>> Start
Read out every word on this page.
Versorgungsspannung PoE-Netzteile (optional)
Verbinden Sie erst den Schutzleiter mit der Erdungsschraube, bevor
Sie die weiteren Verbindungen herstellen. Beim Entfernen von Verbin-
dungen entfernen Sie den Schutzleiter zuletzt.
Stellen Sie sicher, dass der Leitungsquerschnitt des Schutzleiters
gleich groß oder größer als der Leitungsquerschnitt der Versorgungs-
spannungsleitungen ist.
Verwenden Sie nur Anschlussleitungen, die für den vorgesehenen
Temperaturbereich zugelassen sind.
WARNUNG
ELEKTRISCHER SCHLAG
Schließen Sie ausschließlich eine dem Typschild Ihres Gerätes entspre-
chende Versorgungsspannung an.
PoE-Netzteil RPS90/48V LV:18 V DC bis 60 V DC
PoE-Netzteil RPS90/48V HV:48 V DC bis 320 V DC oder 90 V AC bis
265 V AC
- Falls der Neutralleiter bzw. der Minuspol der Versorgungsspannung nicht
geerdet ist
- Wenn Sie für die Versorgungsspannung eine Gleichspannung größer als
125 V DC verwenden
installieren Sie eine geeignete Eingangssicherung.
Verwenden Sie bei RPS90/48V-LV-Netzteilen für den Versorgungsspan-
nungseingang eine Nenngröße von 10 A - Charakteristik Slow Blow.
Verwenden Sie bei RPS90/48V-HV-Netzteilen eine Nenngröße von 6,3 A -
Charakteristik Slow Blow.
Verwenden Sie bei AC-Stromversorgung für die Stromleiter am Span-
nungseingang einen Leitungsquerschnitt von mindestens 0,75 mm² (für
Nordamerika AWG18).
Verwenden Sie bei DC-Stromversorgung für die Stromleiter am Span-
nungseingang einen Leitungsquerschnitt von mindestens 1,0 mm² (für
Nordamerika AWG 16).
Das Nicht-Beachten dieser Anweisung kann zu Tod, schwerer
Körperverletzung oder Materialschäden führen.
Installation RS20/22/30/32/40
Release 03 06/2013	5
>> End
>> Start
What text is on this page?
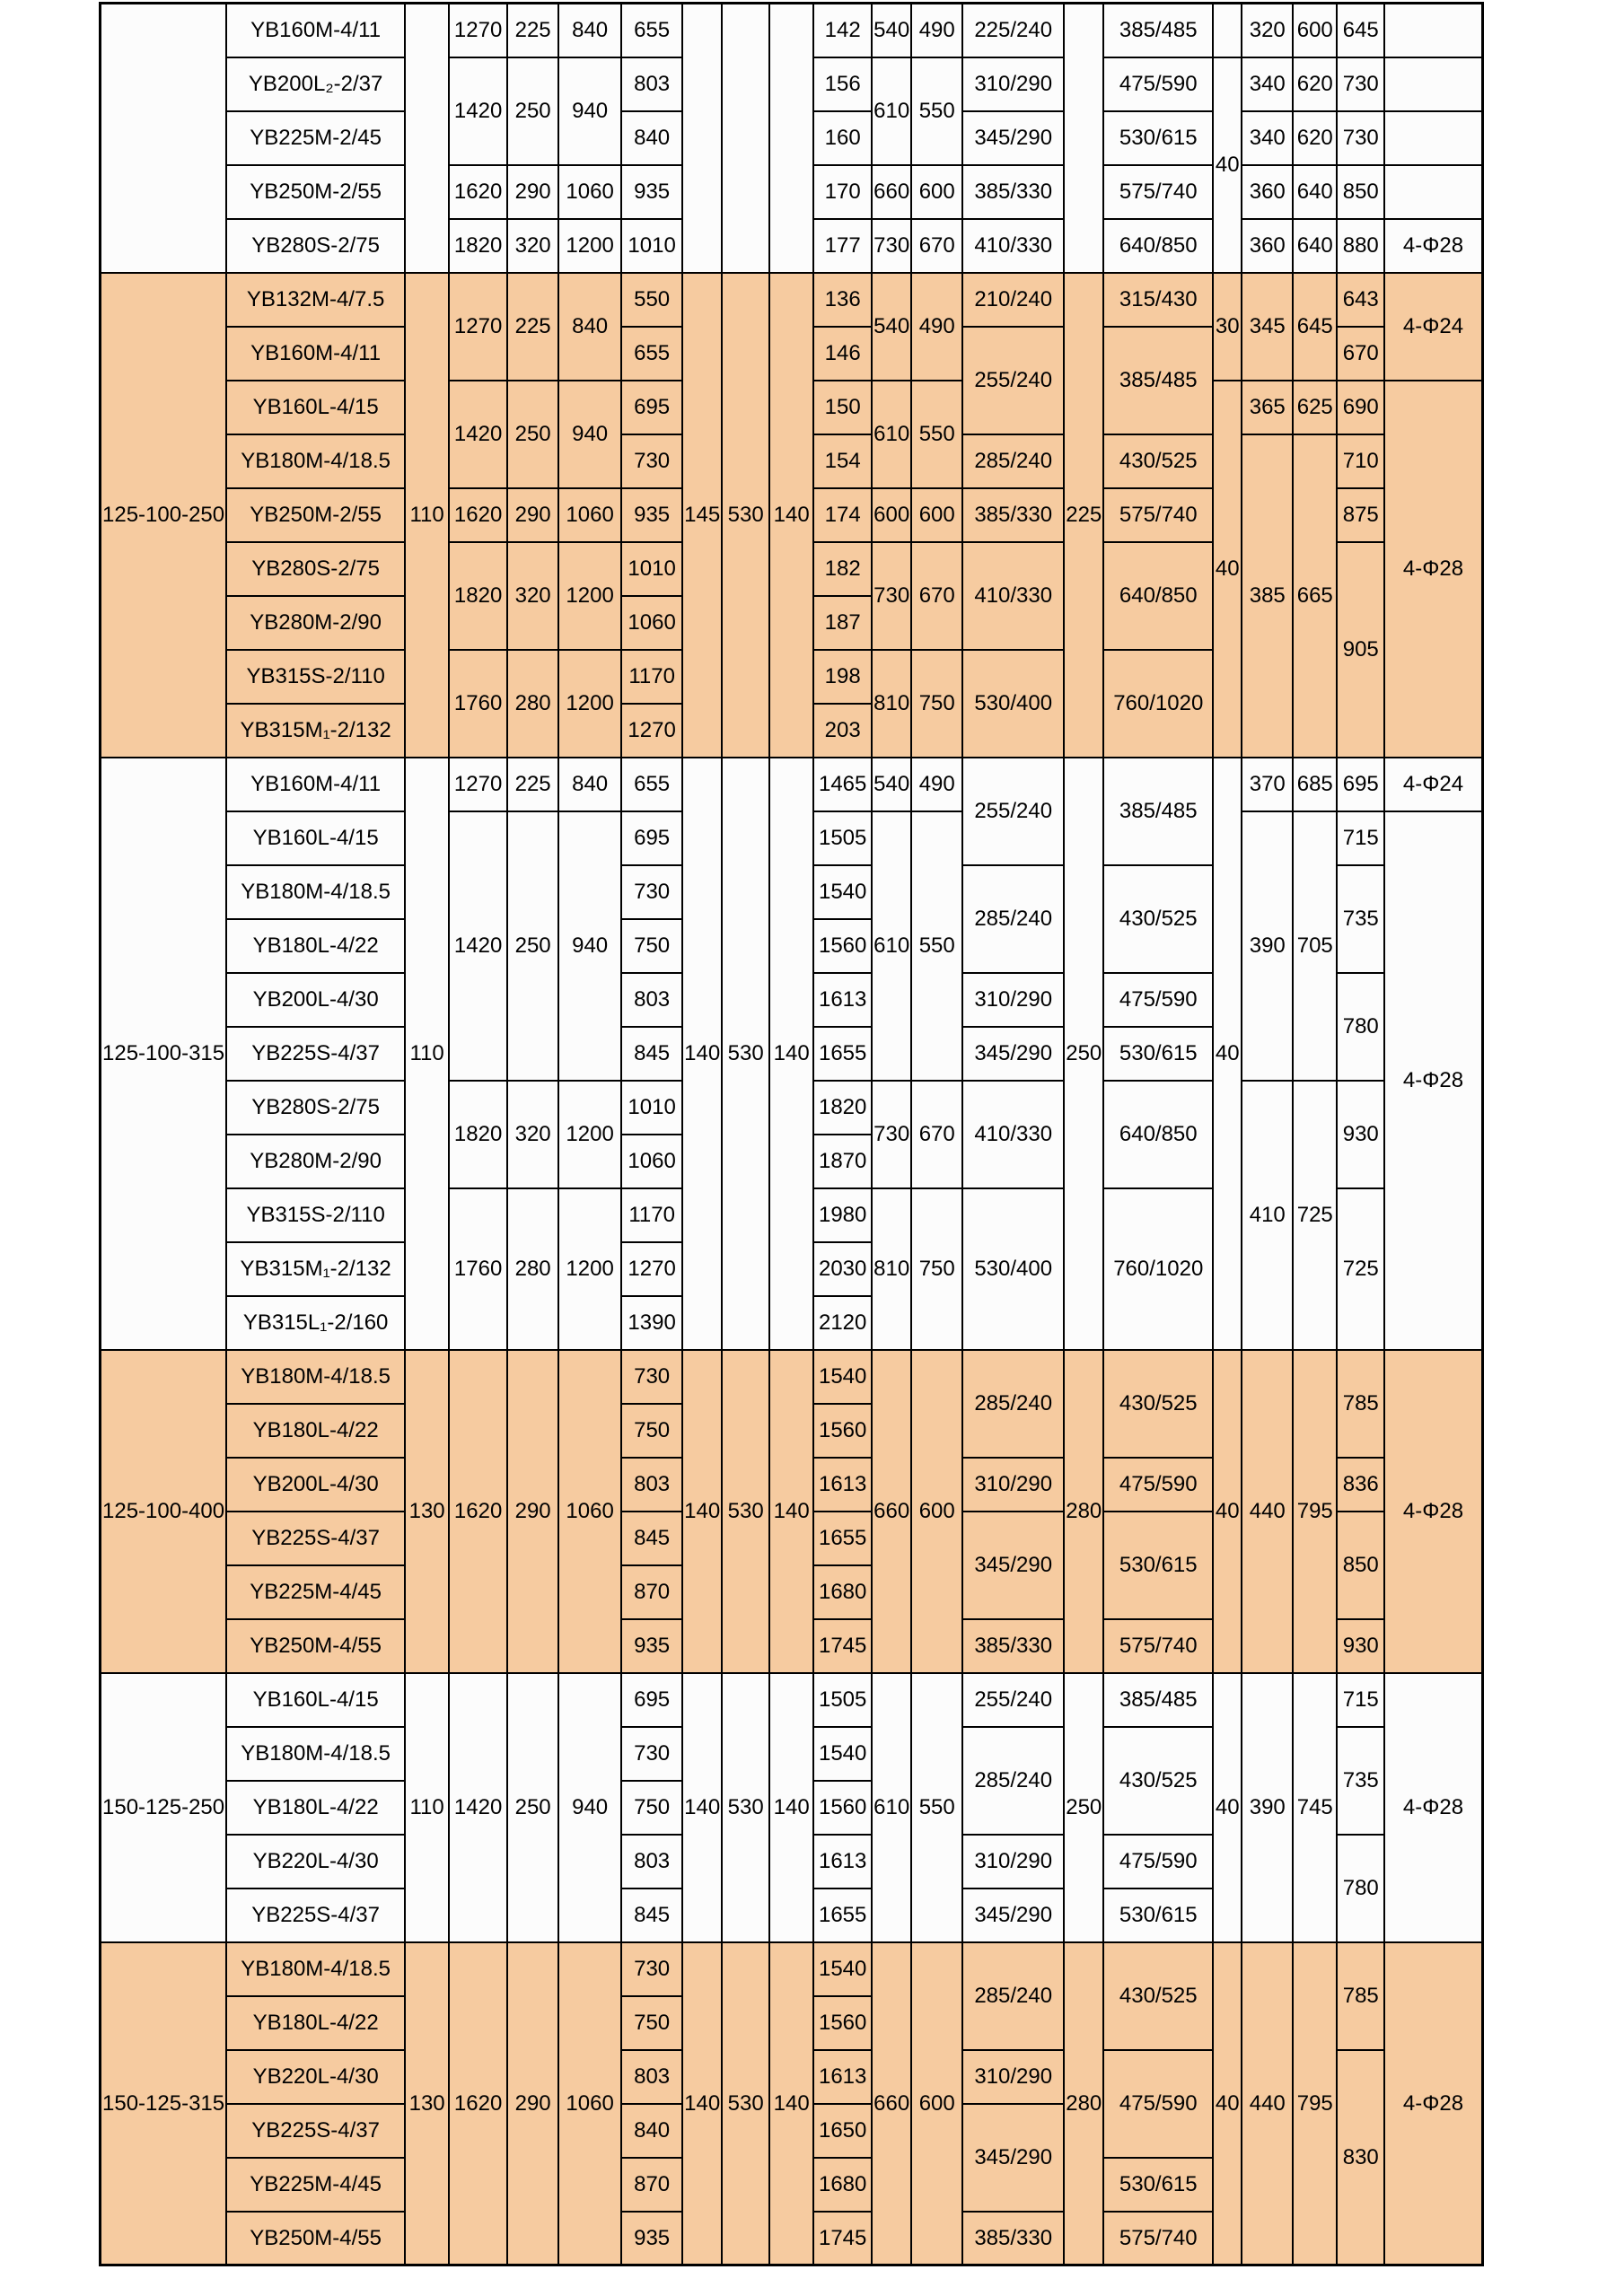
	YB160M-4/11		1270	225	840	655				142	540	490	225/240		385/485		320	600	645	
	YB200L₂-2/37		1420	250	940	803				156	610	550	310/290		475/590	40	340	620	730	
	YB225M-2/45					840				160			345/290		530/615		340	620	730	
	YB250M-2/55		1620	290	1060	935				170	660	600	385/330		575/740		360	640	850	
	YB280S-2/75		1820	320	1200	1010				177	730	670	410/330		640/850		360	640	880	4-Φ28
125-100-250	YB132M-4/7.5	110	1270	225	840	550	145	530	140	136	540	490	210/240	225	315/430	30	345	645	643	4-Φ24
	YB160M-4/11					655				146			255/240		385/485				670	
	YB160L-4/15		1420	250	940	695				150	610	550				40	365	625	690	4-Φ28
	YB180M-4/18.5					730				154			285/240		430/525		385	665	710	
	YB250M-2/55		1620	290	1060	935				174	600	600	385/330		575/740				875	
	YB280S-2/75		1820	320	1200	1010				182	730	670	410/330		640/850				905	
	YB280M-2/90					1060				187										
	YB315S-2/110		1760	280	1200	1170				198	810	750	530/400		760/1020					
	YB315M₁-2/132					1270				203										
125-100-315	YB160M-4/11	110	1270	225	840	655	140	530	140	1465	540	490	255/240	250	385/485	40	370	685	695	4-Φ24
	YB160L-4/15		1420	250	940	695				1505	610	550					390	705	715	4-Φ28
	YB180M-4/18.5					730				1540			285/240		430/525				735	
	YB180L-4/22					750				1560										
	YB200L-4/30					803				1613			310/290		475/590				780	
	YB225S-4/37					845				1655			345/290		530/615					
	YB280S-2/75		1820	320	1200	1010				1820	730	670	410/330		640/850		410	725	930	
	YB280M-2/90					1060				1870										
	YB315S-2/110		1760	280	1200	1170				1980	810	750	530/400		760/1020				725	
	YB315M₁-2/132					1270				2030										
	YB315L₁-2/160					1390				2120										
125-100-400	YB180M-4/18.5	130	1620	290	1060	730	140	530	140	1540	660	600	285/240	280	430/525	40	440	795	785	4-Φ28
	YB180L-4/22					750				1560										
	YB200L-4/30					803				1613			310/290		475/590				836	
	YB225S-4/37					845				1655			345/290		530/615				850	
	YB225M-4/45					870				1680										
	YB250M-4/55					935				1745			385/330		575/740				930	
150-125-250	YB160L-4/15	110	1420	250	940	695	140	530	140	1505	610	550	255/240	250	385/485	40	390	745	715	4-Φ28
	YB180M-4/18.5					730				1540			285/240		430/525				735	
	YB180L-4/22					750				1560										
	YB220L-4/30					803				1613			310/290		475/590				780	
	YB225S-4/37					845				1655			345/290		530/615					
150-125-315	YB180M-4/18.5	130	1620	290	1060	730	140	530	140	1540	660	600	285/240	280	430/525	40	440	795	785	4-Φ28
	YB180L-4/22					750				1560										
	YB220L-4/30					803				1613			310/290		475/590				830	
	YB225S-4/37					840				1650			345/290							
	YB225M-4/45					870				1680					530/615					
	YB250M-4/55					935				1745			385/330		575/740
>> End
>> Start
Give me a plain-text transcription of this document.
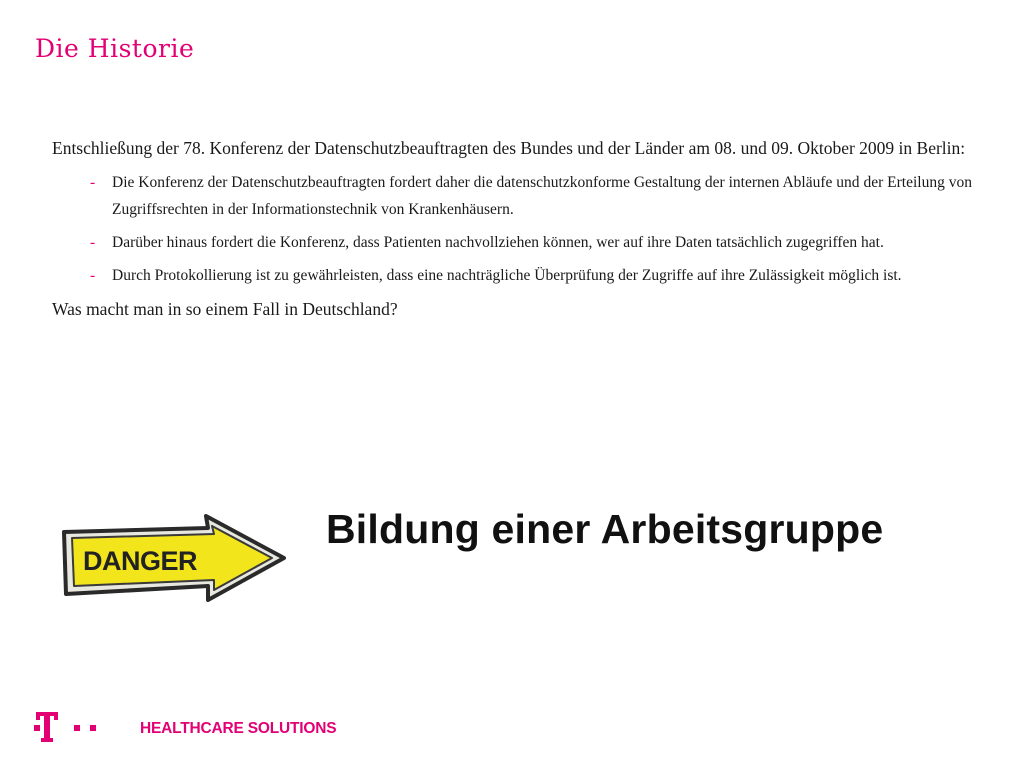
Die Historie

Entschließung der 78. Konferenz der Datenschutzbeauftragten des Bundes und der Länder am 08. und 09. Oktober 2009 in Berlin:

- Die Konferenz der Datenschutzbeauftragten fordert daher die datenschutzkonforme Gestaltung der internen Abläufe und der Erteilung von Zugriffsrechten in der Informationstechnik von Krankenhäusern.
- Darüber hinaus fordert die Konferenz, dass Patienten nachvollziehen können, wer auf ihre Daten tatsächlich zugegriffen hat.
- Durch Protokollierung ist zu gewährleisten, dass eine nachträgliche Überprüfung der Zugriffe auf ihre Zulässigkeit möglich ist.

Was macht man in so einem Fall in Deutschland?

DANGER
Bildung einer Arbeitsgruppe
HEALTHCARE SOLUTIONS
>> End
REQUIREMENTS -> Tell how many lines above contain the word "mindestens". Give the number alone.

SOLVED PROBLEM -> 2